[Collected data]
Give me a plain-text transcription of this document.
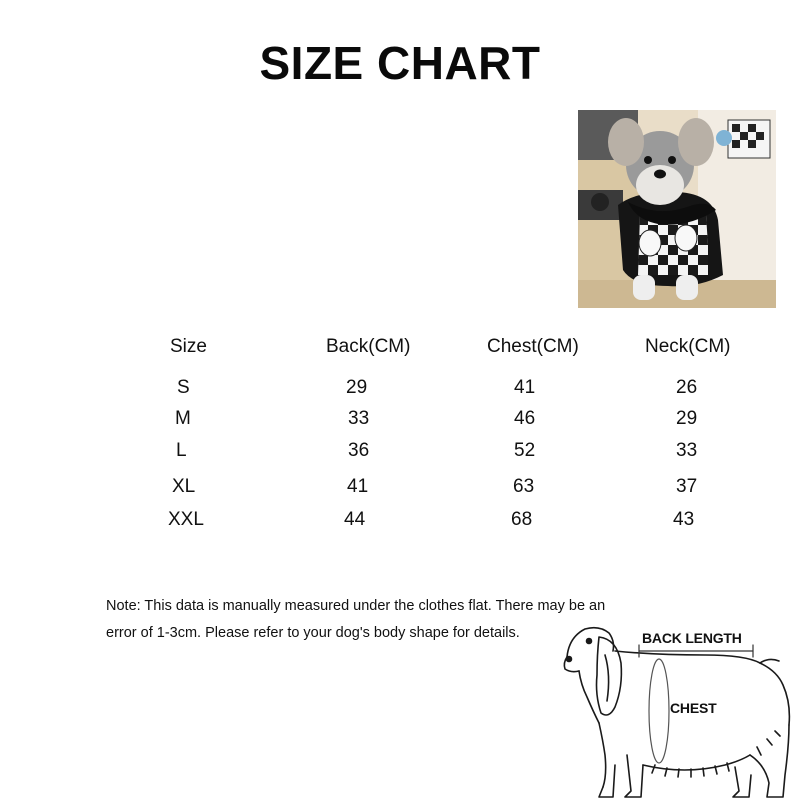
SIZE CHART
Size	Back(CM)	Chest(CM)	Neck(CM)
S	29	41	26
M	33	46	29
L	36	52	33
XL	41	63	37
XXL	44	68	43
Note: This data is manually measured under the clothes flat. There may be an
error of 1-3cm. Please refer to your dog's body shape for details.	BACK LENGTH
CHEST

# What to work on
Give the data above again in full and unchanged, skipping the pictures.

# Exercise response
Give me a plain-text transcription of this document.
SIZE CHART
Size	Back(CM)	Chest(CM)	Neck(CM)
S	29	41	26
M	33	46	29
L	36	52	33
XL	41	63	37
XXL	44	68	43
Note: This data is manually measured under the clothes flat. There may be an
error of 1-3cm. Please refer to your dog's body shape for details.	BACK LENGTH
CHEST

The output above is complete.